## TASK STATEMENT
Pick up the excerpt about Jay Roach's break into Hollywood after its last sentence and continue it.

## EXCERPTED TEXT

───

So how did he finally break into the big time? Keep reading:

The film that became the catalyst for his belated arrival on Hollywood’s A-list was, of all things, an almost transcendentally strange art film made by Barry Hershey, a pal from film school. Called ‘The Empty Mirror,’ it was a movie about what might have happened if Adolf Hitler had to come to terms with all his horrible misdeeds. The film featured Hitler being interviewed by Sigmund Freud and revisiting his relationships with such Nazi collaborators as Josef Goebbels, who was played in the film, if you can believe it, by Joel Grey.

Roach shot second-unit footage for the film, which as it turned out, had at least one huge fan — Mike Myers, who was something of a World War II buff. The men became friendly, and Myers asked Roach to help him put together a list of candidates who could direct ‘Austin Powers.’ Unable to find anyone he really wanted, Myers finally said to Roach, ‘Why don’t you do it?’ Roach jokes: ‘It was like Dick Cheney, when Bush asked him to recommend vice presidents and then he ended up with the job.’

Roach put together some of his work, along with references from comedy films that might reflect his stylistic interests, and joined Myers at a meeting with then-New Line chief Bob Shaye. As Roach recalls, the meeting began with Shaye, never known for his bedside manner, abruptly saying, ‘Look, who are you? There’s nothing in your reel that suggests that you’re remotely funny. We’re not going to hire you just because you’re Mike Myers’ buddy.’ (Asked if this were accurate, Mike De Luca, who was then New Line’s head of production, told me: ‘It did require something of a leap of faith for us. Jay’s reel wasn’t that impressive, but he was really incredible in the room. He was just someone who inspired confidence.’)

───

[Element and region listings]
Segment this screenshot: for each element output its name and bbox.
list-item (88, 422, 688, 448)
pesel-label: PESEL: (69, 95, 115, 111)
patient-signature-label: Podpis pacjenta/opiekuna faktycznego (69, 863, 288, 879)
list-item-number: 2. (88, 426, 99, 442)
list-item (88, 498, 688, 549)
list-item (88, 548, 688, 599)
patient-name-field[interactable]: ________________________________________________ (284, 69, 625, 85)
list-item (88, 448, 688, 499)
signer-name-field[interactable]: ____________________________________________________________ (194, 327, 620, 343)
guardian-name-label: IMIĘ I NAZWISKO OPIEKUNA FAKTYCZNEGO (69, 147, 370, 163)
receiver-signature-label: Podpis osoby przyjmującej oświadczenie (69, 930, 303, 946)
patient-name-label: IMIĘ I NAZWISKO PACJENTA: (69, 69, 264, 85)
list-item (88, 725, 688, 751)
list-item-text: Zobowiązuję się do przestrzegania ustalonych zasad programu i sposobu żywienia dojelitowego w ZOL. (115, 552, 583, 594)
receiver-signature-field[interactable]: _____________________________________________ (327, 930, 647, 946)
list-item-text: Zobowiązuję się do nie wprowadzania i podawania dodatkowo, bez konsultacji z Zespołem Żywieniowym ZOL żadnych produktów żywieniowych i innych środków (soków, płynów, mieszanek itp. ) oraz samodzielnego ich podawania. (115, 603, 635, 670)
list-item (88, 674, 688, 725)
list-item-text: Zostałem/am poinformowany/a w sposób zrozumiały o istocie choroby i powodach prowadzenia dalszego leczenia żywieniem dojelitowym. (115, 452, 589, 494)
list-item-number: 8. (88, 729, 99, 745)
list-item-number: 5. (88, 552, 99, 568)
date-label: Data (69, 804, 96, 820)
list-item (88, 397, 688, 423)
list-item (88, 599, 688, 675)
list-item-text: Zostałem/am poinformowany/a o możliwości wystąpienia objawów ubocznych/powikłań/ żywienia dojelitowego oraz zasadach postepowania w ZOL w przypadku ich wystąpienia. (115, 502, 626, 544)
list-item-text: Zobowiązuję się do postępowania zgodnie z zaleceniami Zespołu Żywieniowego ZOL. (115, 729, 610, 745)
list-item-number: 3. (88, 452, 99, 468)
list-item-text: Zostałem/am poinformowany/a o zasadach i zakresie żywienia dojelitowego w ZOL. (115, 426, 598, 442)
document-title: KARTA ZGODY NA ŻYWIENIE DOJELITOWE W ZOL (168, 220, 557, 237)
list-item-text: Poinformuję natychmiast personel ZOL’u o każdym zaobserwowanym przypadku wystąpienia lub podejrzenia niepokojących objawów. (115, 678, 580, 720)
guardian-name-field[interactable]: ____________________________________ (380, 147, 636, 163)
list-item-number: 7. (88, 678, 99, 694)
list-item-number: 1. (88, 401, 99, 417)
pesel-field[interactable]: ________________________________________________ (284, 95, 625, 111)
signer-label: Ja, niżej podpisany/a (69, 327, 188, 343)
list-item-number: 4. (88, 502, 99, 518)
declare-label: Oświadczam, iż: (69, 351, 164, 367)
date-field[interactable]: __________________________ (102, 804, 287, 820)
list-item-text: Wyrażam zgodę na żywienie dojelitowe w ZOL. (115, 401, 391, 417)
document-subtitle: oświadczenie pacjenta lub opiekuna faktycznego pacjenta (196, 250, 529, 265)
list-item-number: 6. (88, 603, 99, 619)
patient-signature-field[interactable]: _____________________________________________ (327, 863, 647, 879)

───

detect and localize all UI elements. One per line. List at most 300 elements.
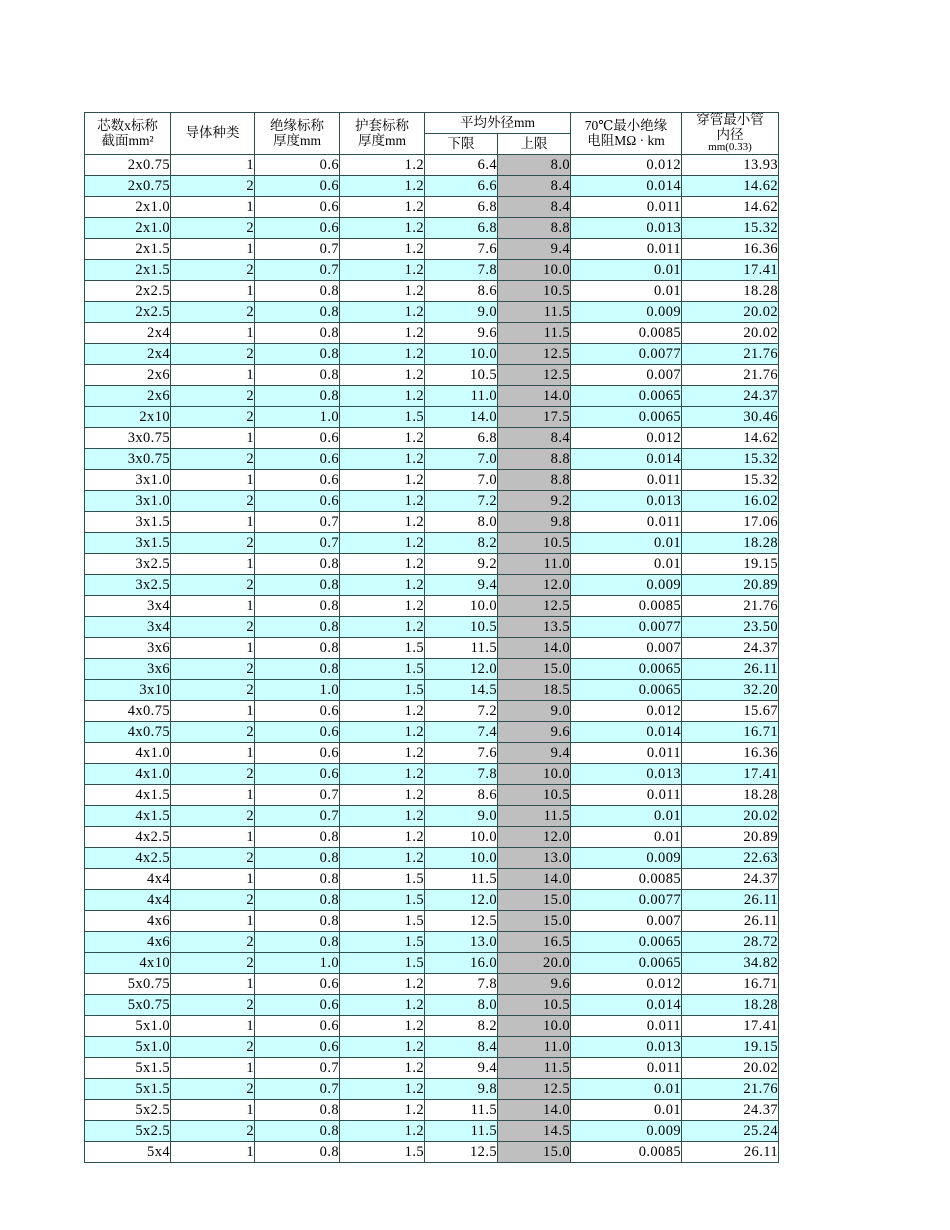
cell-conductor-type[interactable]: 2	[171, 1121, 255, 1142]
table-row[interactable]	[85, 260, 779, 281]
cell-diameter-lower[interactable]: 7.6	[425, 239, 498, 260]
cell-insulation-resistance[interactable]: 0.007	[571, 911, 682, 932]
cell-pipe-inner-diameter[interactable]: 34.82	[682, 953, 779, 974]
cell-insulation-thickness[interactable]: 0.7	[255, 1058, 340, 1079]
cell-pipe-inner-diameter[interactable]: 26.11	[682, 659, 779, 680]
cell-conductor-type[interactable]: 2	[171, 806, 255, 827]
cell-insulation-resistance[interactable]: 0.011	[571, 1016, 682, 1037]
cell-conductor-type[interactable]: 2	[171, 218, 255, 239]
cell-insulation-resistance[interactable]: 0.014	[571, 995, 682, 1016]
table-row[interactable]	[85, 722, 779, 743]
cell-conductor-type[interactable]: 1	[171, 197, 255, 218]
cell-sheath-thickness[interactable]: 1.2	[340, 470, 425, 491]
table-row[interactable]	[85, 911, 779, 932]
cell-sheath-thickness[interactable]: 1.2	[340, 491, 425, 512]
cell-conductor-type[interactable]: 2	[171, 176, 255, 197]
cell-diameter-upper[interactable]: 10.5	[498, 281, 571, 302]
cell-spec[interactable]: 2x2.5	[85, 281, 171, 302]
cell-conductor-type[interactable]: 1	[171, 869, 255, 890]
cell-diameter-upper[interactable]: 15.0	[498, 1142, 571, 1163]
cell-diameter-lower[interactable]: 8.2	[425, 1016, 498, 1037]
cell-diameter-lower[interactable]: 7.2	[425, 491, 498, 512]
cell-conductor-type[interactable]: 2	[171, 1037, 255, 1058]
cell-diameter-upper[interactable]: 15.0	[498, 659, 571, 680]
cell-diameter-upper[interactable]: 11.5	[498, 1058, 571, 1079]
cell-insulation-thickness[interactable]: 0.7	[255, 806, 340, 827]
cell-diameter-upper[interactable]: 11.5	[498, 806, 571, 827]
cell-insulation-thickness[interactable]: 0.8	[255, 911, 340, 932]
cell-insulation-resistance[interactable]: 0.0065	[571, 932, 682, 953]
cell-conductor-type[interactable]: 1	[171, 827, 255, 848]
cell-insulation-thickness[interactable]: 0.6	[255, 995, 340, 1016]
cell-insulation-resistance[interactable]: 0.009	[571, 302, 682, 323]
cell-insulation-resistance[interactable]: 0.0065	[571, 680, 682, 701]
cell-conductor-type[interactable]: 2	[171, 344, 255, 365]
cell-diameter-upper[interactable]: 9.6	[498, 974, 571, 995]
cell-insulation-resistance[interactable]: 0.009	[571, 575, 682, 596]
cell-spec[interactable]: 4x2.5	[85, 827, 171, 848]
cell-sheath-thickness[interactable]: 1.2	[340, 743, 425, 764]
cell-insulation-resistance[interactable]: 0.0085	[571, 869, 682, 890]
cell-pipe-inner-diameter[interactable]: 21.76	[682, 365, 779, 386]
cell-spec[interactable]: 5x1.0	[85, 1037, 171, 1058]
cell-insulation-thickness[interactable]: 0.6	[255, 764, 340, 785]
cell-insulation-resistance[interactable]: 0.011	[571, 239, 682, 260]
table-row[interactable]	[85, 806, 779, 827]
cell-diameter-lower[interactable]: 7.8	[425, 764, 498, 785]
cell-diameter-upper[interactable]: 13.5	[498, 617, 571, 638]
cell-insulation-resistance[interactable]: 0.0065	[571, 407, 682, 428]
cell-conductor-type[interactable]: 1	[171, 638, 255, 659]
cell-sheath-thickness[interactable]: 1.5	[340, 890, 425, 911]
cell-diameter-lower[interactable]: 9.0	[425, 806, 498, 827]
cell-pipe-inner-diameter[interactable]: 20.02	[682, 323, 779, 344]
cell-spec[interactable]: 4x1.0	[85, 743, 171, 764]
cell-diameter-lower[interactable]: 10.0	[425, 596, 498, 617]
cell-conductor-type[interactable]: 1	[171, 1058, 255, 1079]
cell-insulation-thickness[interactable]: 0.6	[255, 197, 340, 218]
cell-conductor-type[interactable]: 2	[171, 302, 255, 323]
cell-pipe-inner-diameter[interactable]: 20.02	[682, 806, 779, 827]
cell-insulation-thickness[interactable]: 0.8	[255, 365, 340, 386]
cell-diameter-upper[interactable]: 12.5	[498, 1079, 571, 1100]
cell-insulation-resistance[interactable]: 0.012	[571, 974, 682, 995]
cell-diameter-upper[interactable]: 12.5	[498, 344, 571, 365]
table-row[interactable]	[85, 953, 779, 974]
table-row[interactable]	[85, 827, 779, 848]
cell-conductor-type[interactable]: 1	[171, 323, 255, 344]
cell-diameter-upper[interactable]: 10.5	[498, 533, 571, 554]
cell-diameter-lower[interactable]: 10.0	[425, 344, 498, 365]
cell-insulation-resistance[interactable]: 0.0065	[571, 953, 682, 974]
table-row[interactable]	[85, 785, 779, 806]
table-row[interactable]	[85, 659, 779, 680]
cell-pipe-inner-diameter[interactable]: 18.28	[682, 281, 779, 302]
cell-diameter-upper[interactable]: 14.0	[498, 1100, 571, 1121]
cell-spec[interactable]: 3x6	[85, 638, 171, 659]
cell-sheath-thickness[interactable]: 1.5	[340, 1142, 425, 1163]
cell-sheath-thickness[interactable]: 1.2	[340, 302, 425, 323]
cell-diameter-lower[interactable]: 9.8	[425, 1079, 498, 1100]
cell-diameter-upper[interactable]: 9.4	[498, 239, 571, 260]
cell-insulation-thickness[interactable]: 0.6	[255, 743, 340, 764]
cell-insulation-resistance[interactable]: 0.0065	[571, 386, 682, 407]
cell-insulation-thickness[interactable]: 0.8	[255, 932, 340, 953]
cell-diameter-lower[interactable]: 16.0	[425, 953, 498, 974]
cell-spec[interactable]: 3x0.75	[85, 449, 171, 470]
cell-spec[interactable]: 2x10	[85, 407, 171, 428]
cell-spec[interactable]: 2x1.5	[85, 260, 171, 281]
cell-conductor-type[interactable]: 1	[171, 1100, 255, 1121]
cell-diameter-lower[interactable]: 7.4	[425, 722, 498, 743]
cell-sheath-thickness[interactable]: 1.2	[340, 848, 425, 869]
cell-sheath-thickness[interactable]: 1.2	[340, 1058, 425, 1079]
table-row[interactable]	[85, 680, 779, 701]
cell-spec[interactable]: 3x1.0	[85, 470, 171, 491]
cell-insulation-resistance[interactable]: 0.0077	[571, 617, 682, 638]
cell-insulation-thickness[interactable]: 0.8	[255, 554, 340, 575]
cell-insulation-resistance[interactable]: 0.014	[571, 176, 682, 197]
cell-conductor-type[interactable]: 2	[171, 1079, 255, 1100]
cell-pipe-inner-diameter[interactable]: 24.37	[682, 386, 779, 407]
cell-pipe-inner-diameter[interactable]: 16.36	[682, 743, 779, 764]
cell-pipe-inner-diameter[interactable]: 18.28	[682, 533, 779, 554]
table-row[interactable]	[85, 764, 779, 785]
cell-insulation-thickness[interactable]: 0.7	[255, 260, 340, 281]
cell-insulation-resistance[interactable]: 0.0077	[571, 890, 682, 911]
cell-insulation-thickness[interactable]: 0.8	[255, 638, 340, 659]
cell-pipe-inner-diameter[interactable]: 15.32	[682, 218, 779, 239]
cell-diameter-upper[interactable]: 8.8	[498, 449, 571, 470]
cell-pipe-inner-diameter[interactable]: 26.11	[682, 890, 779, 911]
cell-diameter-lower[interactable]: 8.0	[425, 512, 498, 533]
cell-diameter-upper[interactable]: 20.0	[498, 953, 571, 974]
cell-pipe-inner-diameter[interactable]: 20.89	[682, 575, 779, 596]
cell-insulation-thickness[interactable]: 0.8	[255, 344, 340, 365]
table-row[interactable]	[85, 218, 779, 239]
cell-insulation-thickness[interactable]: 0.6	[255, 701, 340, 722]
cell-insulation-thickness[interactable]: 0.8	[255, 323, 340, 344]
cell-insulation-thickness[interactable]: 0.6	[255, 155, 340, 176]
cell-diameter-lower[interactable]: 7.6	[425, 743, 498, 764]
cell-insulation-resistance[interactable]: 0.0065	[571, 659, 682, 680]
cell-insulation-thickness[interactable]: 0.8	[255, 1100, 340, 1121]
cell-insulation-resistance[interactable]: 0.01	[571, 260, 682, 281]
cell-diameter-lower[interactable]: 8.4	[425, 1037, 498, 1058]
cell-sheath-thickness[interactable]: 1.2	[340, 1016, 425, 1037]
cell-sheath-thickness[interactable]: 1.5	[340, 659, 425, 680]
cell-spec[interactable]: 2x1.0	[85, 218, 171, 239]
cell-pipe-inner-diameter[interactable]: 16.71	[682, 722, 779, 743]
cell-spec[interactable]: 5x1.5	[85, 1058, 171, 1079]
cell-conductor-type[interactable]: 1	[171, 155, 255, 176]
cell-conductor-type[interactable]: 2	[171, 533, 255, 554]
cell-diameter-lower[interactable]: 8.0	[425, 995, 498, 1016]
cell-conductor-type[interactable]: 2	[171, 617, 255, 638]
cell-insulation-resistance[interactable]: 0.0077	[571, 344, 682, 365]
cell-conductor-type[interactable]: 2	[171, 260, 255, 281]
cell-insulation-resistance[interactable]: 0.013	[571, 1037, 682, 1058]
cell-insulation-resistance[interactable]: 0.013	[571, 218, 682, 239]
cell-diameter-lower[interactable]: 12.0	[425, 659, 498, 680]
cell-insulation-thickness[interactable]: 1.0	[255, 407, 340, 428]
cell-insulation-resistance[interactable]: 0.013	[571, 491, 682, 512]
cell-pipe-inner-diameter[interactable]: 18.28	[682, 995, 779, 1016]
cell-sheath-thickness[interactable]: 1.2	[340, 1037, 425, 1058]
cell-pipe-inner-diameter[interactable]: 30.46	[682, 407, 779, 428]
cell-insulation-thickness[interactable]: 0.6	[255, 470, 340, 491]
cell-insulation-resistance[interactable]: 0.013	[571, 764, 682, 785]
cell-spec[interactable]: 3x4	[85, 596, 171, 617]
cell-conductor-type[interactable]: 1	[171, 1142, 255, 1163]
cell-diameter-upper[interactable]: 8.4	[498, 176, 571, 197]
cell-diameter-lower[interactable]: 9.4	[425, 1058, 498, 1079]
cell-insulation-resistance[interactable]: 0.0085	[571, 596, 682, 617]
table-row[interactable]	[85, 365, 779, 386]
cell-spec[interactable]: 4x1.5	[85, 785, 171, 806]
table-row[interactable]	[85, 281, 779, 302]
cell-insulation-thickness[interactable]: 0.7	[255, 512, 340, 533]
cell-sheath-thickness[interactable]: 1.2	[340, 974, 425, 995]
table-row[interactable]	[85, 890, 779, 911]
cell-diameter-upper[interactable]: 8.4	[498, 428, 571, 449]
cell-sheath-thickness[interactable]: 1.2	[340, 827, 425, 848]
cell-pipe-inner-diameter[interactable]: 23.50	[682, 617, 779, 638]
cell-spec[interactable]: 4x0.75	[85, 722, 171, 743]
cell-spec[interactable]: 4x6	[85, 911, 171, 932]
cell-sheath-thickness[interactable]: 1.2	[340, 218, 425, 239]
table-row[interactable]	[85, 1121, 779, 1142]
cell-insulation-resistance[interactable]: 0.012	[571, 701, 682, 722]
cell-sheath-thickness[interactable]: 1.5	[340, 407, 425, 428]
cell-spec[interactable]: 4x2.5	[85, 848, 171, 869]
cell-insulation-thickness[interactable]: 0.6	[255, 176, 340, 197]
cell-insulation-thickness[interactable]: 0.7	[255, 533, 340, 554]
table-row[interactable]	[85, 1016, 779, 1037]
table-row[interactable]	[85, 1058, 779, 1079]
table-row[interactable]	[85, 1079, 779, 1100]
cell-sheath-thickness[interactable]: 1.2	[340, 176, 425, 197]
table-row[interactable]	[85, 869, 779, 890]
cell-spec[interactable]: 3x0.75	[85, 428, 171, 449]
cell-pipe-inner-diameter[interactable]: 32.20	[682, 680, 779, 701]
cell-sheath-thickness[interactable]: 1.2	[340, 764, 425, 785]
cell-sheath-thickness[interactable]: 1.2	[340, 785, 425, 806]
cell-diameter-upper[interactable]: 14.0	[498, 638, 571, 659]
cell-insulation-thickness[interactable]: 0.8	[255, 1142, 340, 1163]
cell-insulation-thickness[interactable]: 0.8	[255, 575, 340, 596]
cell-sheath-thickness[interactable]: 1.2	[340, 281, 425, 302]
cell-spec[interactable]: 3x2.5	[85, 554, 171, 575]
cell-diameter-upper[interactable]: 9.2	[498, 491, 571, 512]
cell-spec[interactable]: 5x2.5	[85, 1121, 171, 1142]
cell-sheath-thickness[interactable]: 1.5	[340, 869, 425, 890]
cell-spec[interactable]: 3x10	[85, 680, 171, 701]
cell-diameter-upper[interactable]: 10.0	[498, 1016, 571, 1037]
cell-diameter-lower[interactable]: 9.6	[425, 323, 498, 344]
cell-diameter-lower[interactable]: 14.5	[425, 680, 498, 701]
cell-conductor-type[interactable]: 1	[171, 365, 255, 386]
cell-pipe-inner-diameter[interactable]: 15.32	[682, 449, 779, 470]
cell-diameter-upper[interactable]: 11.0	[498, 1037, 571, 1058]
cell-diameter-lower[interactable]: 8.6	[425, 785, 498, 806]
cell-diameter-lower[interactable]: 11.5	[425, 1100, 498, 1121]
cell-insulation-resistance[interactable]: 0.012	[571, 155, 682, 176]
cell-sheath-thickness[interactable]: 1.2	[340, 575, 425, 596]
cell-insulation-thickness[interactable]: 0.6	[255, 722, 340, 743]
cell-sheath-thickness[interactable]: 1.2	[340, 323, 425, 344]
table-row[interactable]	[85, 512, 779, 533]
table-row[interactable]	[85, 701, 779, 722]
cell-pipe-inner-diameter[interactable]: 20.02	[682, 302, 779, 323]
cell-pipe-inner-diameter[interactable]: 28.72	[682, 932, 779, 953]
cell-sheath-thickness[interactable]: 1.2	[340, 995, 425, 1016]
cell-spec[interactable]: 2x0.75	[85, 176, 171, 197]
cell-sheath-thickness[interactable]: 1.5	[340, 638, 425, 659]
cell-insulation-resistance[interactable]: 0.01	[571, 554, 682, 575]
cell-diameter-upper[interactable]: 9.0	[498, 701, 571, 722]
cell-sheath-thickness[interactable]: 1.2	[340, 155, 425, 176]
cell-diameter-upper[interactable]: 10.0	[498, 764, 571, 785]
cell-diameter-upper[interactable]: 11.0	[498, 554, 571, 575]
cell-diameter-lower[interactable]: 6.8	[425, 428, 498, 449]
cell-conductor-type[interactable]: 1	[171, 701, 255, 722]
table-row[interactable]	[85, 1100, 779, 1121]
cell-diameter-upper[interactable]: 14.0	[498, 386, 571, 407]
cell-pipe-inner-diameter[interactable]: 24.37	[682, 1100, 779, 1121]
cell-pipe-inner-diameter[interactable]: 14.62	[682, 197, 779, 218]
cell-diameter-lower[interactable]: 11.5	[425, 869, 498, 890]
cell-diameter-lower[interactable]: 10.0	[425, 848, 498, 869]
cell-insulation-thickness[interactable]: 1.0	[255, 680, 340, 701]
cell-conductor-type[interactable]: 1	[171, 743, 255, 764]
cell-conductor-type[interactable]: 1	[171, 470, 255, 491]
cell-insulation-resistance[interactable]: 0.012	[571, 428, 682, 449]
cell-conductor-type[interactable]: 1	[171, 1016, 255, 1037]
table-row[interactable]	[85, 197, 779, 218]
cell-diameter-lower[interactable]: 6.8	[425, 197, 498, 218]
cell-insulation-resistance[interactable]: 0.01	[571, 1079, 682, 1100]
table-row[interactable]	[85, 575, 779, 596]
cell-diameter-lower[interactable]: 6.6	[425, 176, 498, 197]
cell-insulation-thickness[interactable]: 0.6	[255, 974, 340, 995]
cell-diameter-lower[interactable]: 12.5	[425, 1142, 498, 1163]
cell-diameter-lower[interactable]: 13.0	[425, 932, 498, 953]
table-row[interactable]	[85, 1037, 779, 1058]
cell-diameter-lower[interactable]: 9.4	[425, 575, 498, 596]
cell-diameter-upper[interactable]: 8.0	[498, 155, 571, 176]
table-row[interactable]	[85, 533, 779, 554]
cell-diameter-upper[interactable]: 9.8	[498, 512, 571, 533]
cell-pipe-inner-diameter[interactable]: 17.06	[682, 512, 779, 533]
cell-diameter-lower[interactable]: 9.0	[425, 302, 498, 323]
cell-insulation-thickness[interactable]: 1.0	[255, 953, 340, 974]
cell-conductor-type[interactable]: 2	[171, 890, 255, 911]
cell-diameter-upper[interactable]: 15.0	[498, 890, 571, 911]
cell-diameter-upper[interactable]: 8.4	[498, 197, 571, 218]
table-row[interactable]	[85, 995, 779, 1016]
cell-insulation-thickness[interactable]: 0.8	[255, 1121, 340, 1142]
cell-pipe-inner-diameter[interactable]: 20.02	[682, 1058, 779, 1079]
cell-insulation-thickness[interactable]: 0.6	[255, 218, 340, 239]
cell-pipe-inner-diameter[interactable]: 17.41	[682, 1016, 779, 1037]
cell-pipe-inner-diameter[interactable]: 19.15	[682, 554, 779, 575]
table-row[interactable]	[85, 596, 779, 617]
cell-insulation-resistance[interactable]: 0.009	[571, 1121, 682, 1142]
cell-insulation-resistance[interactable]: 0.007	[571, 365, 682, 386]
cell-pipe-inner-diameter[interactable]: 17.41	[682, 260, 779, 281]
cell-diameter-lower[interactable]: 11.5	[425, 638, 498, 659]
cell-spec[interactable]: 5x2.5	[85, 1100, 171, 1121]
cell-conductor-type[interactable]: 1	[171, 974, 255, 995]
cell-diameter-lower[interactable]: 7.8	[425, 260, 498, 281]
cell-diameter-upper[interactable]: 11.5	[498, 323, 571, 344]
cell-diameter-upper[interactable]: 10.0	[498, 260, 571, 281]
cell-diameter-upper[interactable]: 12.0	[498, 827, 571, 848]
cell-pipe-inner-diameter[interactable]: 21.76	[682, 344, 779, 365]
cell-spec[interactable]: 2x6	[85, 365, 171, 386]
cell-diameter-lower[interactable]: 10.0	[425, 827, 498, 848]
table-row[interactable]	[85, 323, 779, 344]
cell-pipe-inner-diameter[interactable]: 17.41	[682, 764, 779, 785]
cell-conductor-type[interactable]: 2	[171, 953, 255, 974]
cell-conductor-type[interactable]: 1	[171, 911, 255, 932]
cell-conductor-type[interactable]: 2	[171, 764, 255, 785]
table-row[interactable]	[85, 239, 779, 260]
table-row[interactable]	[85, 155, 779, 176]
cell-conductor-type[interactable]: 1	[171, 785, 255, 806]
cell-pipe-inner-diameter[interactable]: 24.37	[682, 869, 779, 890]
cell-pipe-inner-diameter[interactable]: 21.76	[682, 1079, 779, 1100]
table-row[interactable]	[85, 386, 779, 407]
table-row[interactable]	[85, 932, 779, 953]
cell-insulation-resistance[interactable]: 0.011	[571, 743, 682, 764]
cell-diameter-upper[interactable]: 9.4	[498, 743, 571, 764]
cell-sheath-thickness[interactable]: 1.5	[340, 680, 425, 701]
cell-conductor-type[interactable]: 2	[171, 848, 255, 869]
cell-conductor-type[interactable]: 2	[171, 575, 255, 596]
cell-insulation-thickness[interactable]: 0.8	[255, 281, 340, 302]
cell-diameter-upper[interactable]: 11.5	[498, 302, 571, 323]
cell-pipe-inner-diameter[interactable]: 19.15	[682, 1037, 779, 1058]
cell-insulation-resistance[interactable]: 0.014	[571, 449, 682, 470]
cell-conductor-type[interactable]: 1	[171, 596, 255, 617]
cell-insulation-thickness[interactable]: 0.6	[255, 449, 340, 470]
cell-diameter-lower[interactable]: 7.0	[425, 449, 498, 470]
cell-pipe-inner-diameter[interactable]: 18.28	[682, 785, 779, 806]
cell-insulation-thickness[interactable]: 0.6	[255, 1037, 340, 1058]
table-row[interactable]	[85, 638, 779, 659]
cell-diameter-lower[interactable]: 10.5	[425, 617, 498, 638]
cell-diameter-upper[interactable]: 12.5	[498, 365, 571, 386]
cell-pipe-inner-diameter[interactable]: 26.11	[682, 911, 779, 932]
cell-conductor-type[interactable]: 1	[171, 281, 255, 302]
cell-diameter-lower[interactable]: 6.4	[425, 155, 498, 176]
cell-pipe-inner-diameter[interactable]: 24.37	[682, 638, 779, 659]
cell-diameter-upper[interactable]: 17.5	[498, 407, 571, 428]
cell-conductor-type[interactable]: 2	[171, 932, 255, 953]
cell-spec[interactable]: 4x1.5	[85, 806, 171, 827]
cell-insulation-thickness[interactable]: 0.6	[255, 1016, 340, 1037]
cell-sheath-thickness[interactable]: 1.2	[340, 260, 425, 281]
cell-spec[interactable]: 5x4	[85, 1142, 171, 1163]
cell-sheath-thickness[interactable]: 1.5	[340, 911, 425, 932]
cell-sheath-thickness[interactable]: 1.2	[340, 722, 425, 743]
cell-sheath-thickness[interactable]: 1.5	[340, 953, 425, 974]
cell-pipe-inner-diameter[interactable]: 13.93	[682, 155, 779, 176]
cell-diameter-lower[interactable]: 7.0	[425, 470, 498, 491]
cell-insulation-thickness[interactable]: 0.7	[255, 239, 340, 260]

───

## RESPONSE
When Myers left the meeting, he told New Line not to bother to call him again unless they were willing to hire his friend. So Roach got the job, and the rest is history. Even though his big break was a long time in coming, Roach insists he never felt like a failure. ‘In a way, it was really the right thing. I never became a very good cameraman or a very good writer, which made me perfect to be a director, because it’s a job where you don’t have to be an expert in anything specific. All you have to do is love telling stories, which was just right for me.’

Roach believes his struggles prepared him for the vagaries of the movie business. ‘Having that one professor who had a bug up his ass for me and surviving all the politics that were part of film school really prepared me for what you have to go through in Hollywood.’ Although Roach is too polite to say it, he’s still frustrated by putting years of work into an ambitious sci-fi comedy — known as ‘Used Guys’ — that never came to fruition, largely because of budget battles that Roach had with its studio.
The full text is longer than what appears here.